● DATA TO PROCESS
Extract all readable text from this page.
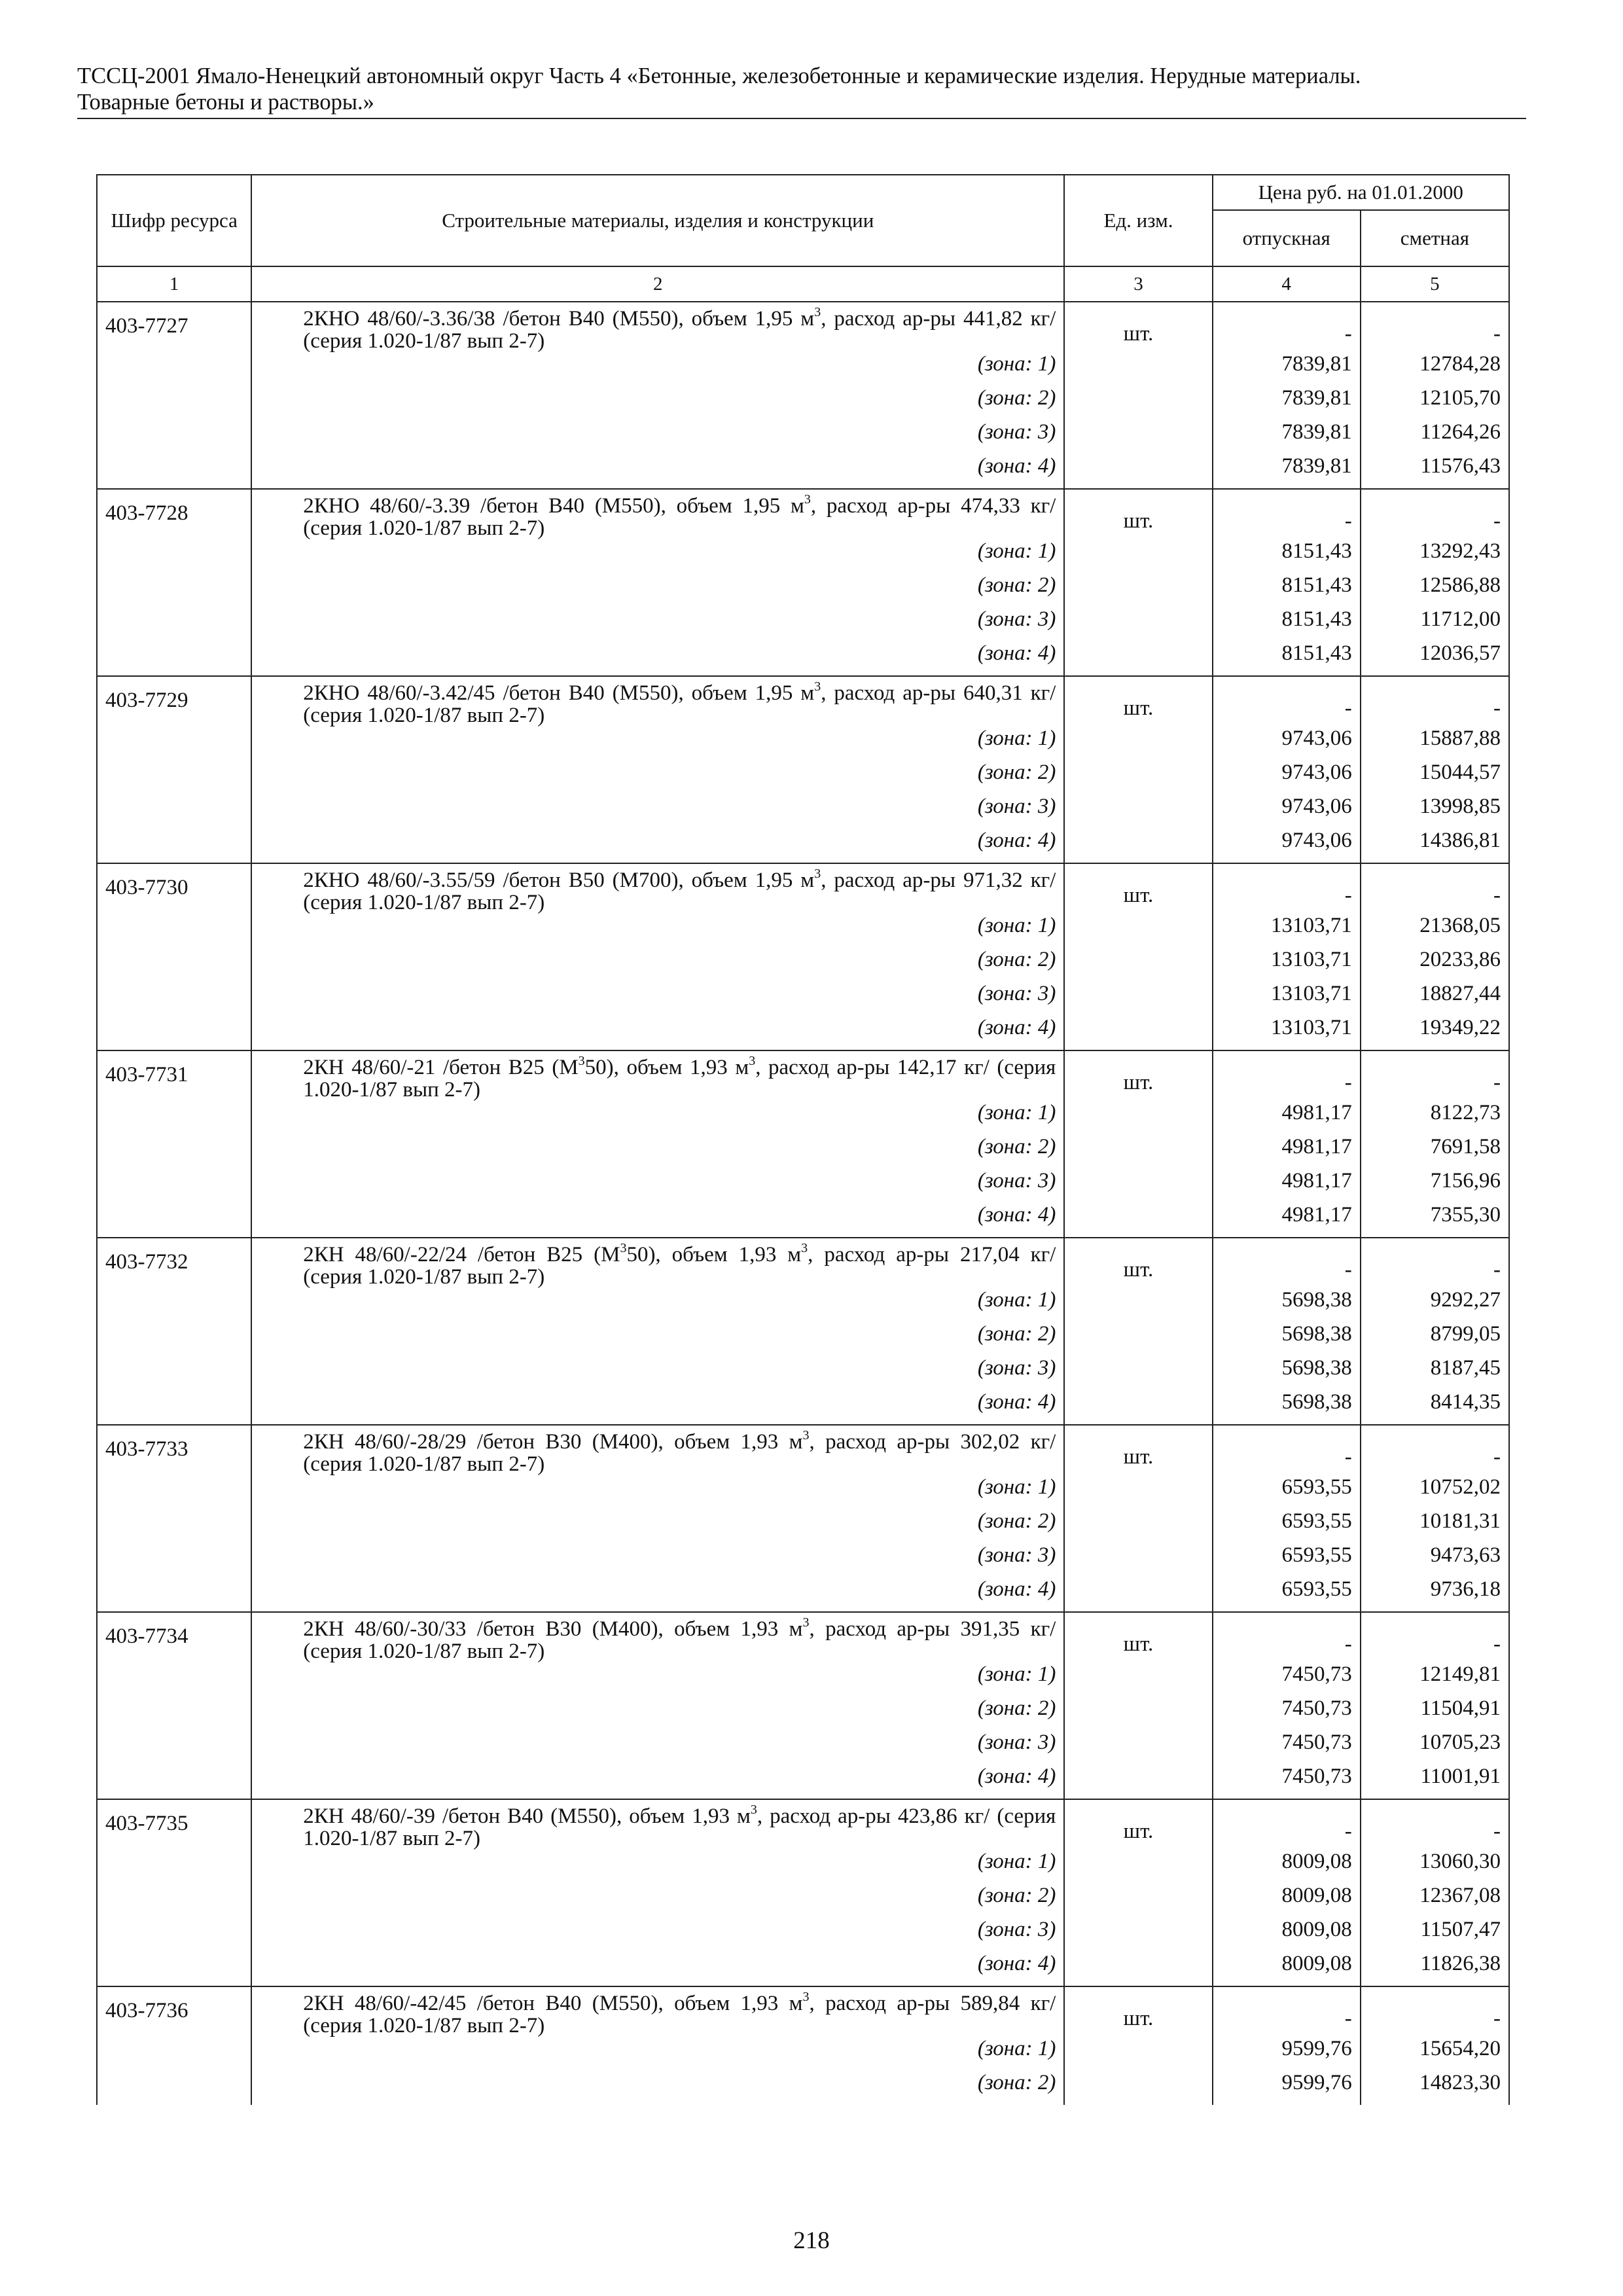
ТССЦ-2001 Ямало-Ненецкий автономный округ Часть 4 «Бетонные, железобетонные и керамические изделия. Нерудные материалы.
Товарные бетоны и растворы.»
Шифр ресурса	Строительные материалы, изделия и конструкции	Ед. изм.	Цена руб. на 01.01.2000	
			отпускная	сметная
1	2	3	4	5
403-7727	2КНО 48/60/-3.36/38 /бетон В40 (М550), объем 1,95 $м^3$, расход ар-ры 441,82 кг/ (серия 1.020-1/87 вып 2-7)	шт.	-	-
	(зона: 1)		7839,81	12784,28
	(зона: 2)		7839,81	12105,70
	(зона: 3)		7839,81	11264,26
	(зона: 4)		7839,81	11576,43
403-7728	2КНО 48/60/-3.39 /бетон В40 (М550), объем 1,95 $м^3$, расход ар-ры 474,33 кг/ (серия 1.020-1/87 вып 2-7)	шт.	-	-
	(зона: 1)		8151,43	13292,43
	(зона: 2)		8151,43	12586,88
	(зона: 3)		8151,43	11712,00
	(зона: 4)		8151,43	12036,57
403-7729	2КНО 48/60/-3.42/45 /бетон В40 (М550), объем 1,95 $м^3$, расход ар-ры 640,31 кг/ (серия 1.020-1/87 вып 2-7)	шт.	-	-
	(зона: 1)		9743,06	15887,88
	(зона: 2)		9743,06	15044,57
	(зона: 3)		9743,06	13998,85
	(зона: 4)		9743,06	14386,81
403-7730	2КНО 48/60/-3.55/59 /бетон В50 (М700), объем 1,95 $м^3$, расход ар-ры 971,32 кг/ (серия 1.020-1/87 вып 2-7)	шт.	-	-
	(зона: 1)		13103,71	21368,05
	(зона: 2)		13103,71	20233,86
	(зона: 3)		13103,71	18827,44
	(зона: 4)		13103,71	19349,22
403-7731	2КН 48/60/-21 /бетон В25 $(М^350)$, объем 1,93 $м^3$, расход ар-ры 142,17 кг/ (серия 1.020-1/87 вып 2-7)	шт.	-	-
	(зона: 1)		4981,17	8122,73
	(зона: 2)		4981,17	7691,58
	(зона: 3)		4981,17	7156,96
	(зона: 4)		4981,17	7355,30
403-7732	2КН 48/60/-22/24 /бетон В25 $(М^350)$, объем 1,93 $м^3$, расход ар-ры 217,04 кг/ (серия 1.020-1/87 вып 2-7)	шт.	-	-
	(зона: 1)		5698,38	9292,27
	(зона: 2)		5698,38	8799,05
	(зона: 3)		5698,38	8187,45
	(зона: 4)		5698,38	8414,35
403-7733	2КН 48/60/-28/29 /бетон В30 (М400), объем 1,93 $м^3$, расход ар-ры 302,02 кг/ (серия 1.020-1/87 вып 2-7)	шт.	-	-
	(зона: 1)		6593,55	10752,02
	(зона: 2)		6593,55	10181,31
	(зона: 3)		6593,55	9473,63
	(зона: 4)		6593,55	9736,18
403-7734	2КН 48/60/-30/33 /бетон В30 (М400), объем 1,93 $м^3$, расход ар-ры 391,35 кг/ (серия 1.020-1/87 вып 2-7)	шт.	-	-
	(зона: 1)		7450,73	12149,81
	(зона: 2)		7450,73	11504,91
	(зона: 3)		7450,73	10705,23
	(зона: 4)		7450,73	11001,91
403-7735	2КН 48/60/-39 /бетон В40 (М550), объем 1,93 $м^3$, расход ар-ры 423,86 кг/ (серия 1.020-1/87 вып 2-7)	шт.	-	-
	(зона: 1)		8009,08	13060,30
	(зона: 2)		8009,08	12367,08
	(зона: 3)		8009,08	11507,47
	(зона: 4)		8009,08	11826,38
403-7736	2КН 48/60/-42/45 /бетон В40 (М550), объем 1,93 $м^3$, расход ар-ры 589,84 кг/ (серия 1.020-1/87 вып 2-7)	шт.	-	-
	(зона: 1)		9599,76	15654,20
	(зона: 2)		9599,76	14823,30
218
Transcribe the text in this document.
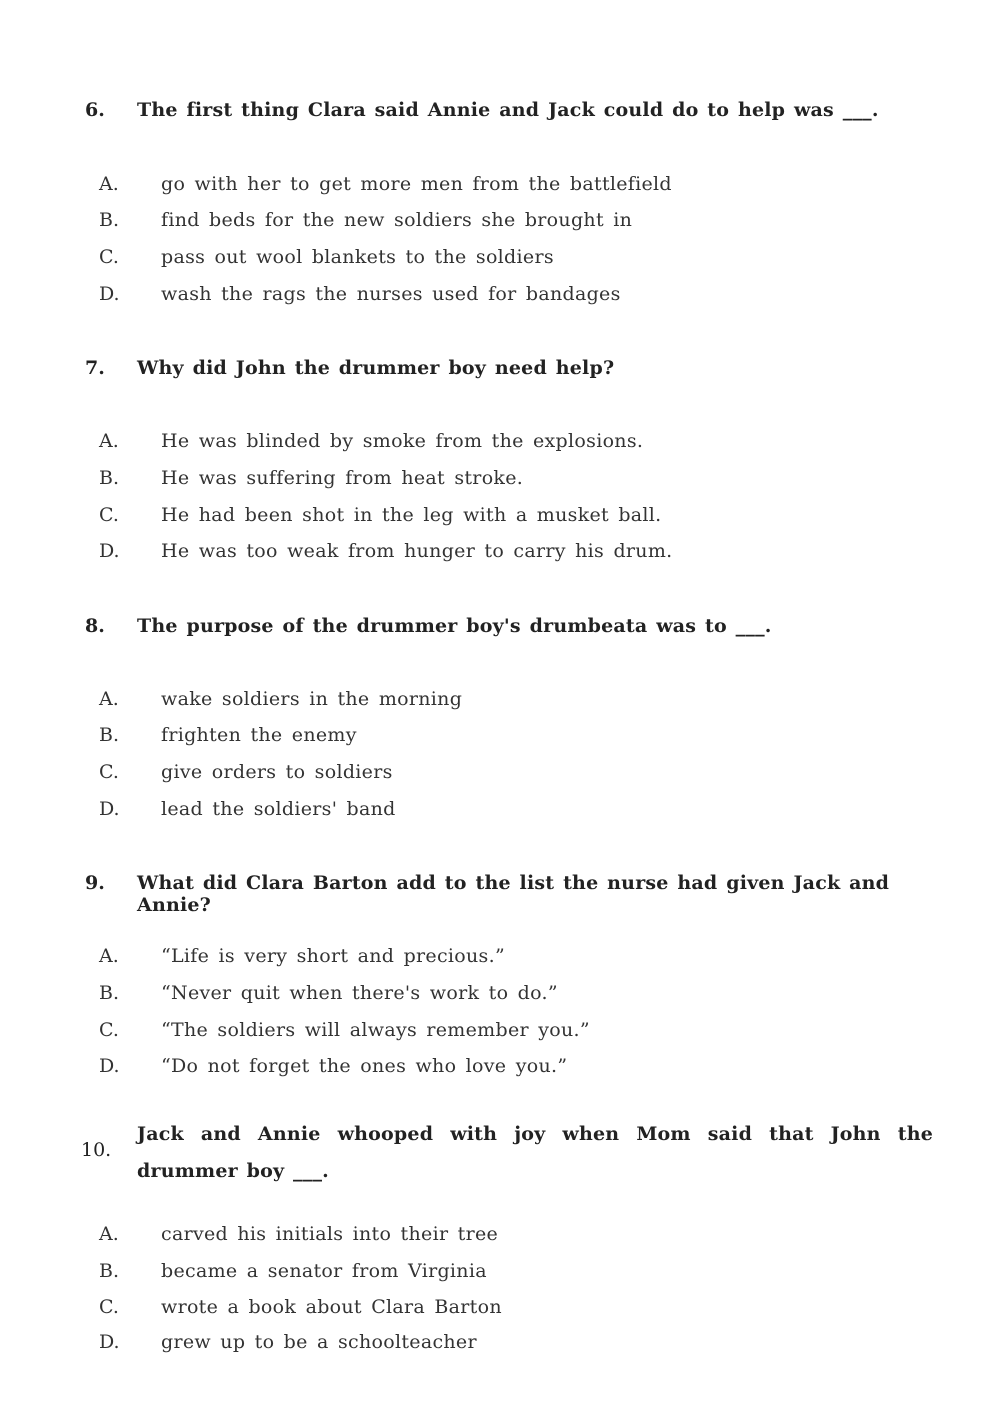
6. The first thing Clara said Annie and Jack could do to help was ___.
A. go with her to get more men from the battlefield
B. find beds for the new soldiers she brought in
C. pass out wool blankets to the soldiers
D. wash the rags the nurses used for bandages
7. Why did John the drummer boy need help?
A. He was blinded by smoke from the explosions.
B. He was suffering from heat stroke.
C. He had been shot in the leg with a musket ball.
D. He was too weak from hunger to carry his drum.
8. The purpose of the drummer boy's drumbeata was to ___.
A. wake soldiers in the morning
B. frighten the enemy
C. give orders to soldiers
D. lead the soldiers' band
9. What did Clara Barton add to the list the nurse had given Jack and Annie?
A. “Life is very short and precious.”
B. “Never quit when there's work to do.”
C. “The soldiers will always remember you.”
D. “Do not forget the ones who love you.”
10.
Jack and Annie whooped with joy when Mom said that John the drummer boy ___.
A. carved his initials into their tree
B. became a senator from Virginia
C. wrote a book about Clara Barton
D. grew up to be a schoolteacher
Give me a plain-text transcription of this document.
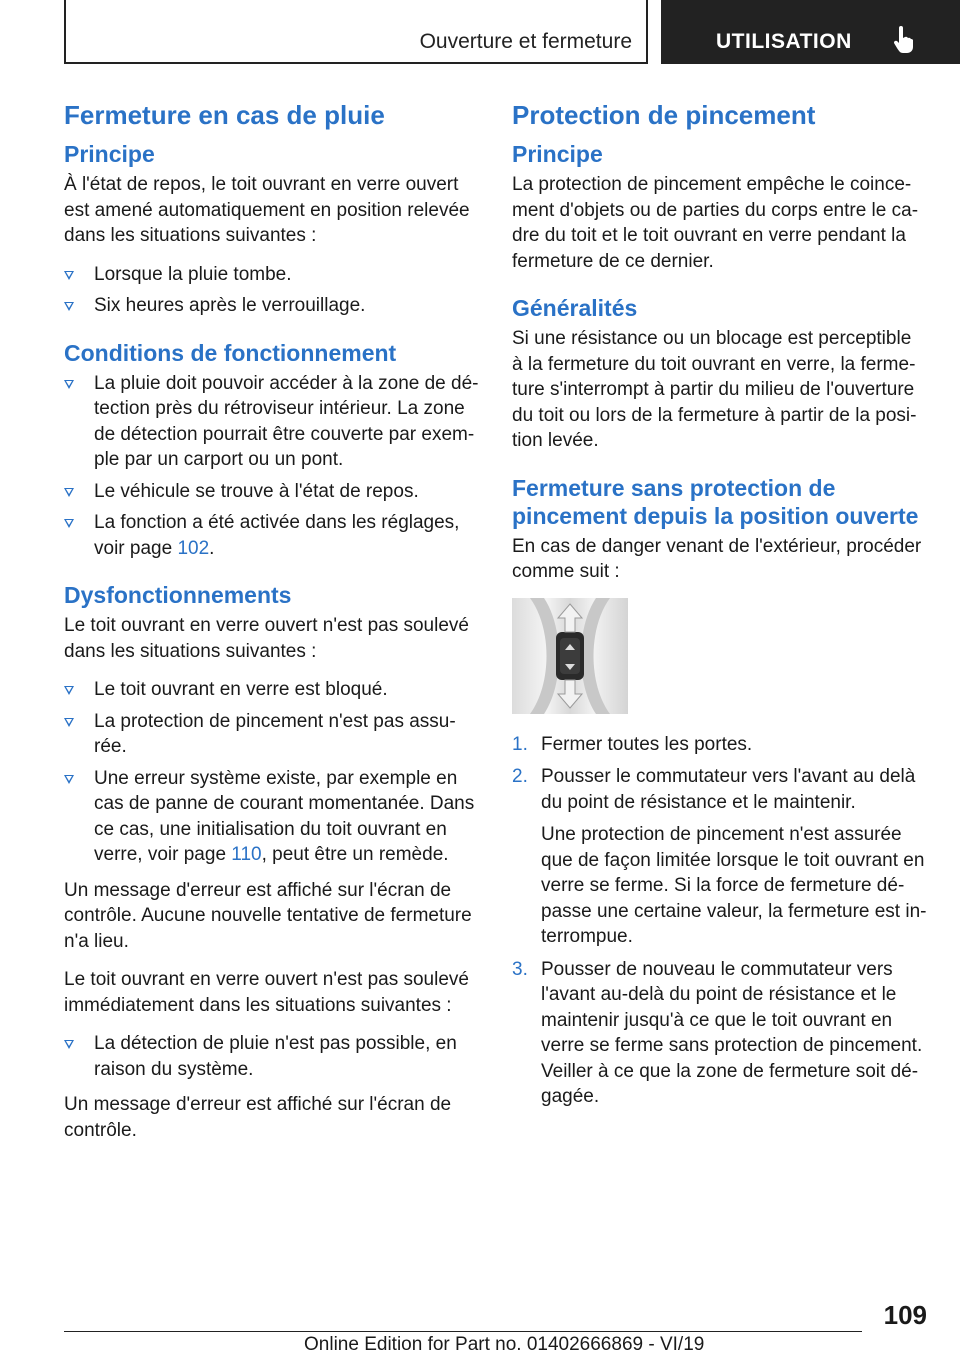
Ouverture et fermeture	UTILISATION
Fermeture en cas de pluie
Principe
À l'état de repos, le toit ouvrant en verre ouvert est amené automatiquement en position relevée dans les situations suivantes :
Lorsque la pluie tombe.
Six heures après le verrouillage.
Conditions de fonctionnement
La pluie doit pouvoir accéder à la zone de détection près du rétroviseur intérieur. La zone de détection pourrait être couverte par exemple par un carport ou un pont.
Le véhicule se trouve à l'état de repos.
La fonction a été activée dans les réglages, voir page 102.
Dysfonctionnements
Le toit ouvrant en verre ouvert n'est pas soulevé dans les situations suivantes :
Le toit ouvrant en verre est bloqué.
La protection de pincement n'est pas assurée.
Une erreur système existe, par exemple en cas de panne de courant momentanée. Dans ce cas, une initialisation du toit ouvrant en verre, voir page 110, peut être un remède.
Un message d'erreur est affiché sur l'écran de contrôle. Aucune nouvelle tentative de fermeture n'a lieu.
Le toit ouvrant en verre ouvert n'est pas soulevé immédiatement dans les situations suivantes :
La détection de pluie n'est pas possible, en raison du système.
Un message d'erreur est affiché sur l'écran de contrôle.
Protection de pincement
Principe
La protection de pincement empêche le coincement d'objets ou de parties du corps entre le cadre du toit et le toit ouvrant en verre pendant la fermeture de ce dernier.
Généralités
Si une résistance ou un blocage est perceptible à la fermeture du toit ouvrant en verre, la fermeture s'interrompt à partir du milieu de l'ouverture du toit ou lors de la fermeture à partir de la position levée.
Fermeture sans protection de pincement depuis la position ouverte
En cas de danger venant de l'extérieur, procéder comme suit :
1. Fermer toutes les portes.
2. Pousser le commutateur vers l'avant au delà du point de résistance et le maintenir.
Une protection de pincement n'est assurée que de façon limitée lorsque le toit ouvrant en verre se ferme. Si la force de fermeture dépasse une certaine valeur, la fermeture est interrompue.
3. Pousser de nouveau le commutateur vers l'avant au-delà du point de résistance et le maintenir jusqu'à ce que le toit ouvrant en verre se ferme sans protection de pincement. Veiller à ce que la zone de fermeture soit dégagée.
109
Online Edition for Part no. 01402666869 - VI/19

● STATED GOAL
Pick out every line of the listing containing the word "soulevé", and show those lines.

● TASK SOLUTION
Le toit ouvrant en verre ouvert n'est pas soulevé dans les situations suivantes :
Le toit ouvrant en verre ouvert n'est pas soulevé immédiatement dans les situations suivantes :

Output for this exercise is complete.